# [Ítems del conjunto de datos]
----------------------------------------
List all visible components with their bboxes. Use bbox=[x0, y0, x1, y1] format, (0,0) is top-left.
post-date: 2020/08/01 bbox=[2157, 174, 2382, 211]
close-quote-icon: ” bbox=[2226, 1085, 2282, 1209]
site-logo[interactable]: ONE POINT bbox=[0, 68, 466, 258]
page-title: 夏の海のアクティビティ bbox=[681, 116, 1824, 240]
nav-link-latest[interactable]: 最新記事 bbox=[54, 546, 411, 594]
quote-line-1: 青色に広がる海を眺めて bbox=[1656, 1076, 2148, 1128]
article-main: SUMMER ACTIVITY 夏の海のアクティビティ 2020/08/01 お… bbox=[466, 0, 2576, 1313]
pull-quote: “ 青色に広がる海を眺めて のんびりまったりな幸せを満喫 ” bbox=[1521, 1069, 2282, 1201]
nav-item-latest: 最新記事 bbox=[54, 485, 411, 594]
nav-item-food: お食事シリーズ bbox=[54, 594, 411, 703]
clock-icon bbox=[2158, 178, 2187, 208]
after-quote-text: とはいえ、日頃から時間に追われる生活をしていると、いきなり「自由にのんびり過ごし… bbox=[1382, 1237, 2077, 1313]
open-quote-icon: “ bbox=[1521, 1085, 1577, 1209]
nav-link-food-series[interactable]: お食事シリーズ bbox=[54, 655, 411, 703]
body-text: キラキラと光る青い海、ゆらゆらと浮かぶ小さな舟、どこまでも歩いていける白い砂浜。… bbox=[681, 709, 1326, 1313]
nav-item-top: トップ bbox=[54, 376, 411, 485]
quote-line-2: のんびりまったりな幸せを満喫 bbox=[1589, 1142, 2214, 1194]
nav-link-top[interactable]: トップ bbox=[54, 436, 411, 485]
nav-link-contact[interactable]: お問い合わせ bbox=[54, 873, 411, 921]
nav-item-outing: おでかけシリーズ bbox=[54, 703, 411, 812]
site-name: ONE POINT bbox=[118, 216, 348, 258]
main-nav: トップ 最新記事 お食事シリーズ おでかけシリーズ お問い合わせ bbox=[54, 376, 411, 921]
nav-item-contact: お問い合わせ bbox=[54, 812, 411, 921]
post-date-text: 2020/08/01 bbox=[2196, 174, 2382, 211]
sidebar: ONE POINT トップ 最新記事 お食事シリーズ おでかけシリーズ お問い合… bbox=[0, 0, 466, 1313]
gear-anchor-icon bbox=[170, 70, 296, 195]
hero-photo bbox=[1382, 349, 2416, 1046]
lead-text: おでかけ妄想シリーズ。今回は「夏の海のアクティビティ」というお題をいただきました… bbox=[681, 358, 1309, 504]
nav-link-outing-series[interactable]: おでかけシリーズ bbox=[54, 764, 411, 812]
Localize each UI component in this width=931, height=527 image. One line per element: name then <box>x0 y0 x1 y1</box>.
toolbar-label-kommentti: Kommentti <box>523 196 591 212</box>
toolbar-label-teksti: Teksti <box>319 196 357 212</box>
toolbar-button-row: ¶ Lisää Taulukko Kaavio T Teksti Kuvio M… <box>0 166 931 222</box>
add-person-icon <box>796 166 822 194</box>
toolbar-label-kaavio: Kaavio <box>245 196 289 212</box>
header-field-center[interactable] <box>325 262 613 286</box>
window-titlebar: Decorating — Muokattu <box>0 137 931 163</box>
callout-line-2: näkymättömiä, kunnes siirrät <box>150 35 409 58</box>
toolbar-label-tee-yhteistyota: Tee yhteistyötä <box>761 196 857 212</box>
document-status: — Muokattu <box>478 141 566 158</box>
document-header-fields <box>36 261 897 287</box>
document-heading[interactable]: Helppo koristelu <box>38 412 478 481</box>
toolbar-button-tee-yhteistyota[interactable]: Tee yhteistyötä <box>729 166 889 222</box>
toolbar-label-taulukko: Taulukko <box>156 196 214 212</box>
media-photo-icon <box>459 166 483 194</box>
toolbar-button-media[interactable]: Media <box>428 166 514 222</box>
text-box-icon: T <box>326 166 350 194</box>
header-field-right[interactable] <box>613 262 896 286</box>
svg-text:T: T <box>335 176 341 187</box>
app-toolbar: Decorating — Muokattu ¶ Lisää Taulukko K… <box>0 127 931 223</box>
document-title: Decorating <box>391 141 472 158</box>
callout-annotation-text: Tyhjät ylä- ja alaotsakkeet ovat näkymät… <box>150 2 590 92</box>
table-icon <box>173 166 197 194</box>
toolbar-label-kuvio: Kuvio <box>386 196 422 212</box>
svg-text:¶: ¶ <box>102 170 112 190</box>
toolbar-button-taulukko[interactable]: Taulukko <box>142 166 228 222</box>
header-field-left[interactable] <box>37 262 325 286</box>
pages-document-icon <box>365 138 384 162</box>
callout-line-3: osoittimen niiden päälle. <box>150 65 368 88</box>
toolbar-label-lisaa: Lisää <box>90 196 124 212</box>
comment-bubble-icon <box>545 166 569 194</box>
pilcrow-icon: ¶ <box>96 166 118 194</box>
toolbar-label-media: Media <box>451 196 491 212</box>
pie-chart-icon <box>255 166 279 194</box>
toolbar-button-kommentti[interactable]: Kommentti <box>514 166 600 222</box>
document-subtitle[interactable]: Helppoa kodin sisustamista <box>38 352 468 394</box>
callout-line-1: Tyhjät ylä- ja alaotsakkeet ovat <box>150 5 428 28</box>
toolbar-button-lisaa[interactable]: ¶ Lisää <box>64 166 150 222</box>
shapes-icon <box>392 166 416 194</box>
----------------------------------------
# [Descripción de la tarea]
Copia, por favor, todos los ítems de arriba sin cambiar nada, línea por línea.

# [Solución del ejercicio]
List all visible components with their bboxes. Use bbox=[x0, y0, x1, y1] format, (0,0) is top-left.
post-date: 2020/08/01 bbox=[2157, 174, 2382, 211]
close-quote-icon: ” bbox=[2226, 1085, 2282, 1209]
site-logo[interactable]: ONE POINT bbox=[0, 68, 466, 258]
page-title: 夏の海のアクティビティ bbox=[681, 116, 1824, 240]
nav-link-latest[interactable]: 最新記事 bbox=[54, 546, 411, 594]
quote-line-1: 青色に広がる海を眺めて bbox=[1656, 1076, 2148, 1128]
article-main: SUMMER ACTIVITY 夏の海のアクティビティ 2020/08/01 お… bbox=[466, 0, 2576, 1313]
pull-quote: “ 青色に広がる海を眺めて のんびりまったりな幸せを満喫 ” bbox=[1521, 1069, 2282, 1201]
nav-item-latest: 最新記事 bbox=[54, 485, 411, 594]
nav-item-food: お食事シリーズ bbox=[54, 594, 411, 703]
clock-icon bbox=[2158, 178, 2187, 208]
after-quote-text: とはいえ、日頃から時間に追われる生活をしていると、いきなり「自由にのんびり過ごし… bbox=[1382, 1237, 2077, 1313]
open-quote-icon: “ bbox=[1521, 1085, 1577, 1209]
nav-link-food-series[interactable]: お食事シリーズ bbox=[54, 655, 411, 703]
body-text: キラキラと光る青い海、ゆらゆらと浮かぶ小さな舟、どこまでも歩いていける白い砂浜。… bbox=[681, 709, 1326, 1313]
nav-item-top: トップ bbox=[54, 376, 411, 485]
quote-line-2: のんびりまったりな幸せを満喫 bbox=[1589, 1142, 2214, 1194]
nav-link-top[interactable]: トップ bbox=[54, 436, 411, 485]
nav-link-contact[interactable]: お問い合わせ bbox=[54, 873, 411, 921]
nav-item-outing: おでかけシリーズ bbox=[54, 703, 411, 812]
site-name: ONE POINT bbox=[118, 216, 348, 258]
main-nav: トップ 最新記事 お食事シリーズ おでかけシリーズ お問い合わせ bbox=[54, 376, 411, 921]
nav-item-contact: お問い合わせ bbox=[54, 812, 411, 921]
post-date-text: 2020/08/01 bbox=[2196, 174, 2382, 211]
sidebar: ONE POINT トップ 最新記事 お食事シリーズ おでかけシリーズ お問い合… bbox=[0, 0, 466, 1313]
gear-anchor-icon bbox=[170, 70, 296, 195]
hero-photo bbox=[1382, 349, 2416, 1046]
lead-text: おでかけ妄想シリーズ。今回は「夏の海のアクティビティ」というお題をいただきました… bbox=[681, 358, 1309, 504]
nav-link-outing-series[interactable]: おでかけシリーズ bbox=[54, 764, 411, 812]
Localize each UI component in this width=931, height=527 image. One line per element: name then <box>x0 y0 x1 y1</box>.
toolbar-label-kommentti: Kommentti <box>523 196 591 212</box>
toolbar-label-teksti: Teksti <box>319 196 357 212</box>
toolbar-button-row: ¶ Lisää Taulukko Kaavio T Teksti Kuvio M… <box>0 166 931 222</box>
add-person-icon <box>796 166 822 194</box>
toolbar-label-kaavio: Kaavio <box>245 196 289 212</box>
header-field-center[interactable] <box>325 262 613 286</box>
window-titlebar: Decorating — Muokattu <box>0 137 931 163</box>
callout-line-2: näkymättömiä, kunnes siirrät <box>150 35 409 58</box>
toolbar-label-tee-yhteistyota: Tee yhteistyötä <box>761 196 857 212</box>
document-status: — Muokattu <box>478 141 566 158</box>
document-header-fields <box>36 261 897 287</box>
document-heading[interactable]: Helppo koristelu <box>38 412 478 481</box>
toolbar-button-tee-yhteistyota[interactable]: Tee yhteistyötä <box>729 166 889 222</box>
toolbar-label-taulukko: Taulukko <box>156 196 214 212</box>
media-photo-icon <box>459 166 483 194</box>
toolbar-button-media[interactable]: Media <box>428 166 514 222</box>
text-box-icon: T <box>326 166 350 194</box>
header-field-right[interactable] <box>613 262 896 286</box>
svg-text:T: T <box>335 176 341 187</box>
app-toolbar: Decorating — Muokattu ¶ Lisää Taulukko K… <box>0 127 931 223</box>
document-title: Decorating <box>391 141 472 158</box>
callout-annotation-text: Tyhjät ylä- ja alaotsakkeet ovat näkymät… <box>150 2 590 92</box>
table-icon <box>173 166 197 194</box>
toolbar-label-kuvio: Kuvio <box>386 196 422 212</box>
svg-text:¶: ¶ <box>102 170 112 190</box>
toolbar-button-taulukko[interactable]: Taulukko <box>142 166 228 222</box>
header-field-left[interactable] <box>37 262 325 286</box>
pages-document-icon <box>365 138 384 162</box>
callout-line-3: osoittimen niiden päälle. <box>150 65 368 88</box>
toolbar-label-lisaa: Lisää <box>90 196 124 212</box>
comment-bubble-icon <box>545 166 569 194</box>
pilcrow-icon: ¶ <box>96 166 118 194</box>
toolbar-label-media: Media <box>451 196 491 212</box>
pie-chart-icon <box>255 166 279 194</box>
toolbar-button-kommentti[interactable]: Kommentti <box>514 166 600 222</box>
document-subtitle[interactable]: Helppoa kodin sisustamista <box>38 352 468 394</box>
callout-line-1: Tyhjät ylä- ja alaotsakkeet ovat <box>150 5 428 28</box>
toolbar-button-lisaa[interactable]: ¶ Lisää <box>64 166 150 222</box>
shapes-icon <box>392 166 416 194</box>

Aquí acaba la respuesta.